» Data lines:
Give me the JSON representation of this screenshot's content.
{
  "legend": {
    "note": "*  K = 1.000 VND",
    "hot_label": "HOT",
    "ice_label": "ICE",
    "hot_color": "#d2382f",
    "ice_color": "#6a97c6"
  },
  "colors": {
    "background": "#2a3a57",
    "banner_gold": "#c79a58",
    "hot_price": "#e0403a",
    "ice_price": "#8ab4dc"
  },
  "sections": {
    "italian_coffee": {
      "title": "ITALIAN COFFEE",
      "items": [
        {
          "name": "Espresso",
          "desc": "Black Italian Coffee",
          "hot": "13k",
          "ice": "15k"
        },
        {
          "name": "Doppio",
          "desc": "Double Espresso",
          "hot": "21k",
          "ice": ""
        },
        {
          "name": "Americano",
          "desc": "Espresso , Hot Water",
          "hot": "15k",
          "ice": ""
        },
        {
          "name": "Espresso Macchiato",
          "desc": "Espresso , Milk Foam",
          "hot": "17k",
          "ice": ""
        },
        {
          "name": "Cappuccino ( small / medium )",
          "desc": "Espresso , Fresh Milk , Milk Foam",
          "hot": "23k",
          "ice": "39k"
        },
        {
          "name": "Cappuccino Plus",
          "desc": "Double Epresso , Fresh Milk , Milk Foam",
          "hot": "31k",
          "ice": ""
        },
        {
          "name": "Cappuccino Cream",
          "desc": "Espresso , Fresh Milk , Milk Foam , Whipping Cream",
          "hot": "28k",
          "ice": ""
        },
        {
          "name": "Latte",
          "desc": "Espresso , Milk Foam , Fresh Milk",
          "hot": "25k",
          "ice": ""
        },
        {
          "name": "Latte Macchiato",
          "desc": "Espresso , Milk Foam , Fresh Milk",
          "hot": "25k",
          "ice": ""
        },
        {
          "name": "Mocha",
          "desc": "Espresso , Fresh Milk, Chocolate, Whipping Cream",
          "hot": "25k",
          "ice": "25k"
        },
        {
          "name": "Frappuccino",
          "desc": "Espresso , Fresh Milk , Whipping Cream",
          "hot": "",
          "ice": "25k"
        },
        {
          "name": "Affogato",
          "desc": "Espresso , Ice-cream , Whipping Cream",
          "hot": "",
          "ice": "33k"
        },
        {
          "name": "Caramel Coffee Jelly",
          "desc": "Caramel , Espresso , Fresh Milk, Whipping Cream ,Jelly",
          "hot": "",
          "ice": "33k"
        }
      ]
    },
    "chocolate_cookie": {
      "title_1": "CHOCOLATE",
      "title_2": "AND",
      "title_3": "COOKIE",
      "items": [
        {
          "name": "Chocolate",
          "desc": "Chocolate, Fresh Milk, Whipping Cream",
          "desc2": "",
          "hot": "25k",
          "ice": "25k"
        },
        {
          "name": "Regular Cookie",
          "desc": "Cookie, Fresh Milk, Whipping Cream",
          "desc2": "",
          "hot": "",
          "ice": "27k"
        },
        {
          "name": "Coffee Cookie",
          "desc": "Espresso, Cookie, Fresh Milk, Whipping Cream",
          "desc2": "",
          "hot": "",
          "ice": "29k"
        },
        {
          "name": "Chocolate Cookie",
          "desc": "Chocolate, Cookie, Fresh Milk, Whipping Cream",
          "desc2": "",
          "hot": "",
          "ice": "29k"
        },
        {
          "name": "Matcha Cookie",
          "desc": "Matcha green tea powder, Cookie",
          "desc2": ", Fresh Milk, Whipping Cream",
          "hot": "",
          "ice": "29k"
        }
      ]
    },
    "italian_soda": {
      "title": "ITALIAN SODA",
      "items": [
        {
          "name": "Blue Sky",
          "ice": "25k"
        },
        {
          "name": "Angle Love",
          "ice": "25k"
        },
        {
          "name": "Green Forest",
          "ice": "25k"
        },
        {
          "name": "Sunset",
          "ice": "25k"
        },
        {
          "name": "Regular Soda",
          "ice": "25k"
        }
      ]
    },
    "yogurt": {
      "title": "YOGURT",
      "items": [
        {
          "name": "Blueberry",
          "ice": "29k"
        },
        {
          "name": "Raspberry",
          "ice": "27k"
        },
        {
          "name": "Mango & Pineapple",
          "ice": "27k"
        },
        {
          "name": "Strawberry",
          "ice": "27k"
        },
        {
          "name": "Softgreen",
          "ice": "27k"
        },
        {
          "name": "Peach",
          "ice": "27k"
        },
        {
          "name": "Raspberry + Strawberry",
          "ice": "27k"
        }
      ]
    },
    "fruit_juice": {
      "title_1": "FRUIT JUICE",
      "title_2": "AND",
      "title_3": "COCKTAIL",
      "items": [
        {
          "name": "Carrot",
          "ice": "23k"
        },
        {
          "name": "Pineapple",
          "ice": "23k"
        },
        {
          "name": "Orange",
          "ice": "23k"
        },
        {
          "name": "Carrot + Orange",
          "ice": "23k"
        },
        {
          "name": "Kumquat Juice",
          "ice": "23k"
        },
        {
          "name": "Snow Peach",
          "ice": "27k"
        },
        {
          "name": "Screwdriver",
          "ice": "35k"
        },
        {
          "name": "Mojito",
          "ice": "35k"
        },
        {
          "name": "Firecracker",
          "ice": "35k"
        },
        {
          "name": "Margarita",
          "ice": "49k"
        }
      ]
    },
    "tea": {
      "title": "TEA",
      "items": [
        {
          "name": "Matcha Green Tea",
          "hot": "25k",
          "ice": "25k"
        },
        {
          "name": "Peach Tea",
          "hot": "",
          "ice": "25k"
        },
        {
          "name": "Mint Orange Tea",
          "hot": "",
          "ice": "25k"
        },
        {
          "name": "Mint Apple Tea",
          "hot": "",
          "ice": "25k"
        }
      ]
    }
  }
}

» Challenge: Gather up every line in the data above that contains the word "Regular", copying each one.

» Answer below:
          "name": "Regular Cookie",
          "name": "Regular Soda",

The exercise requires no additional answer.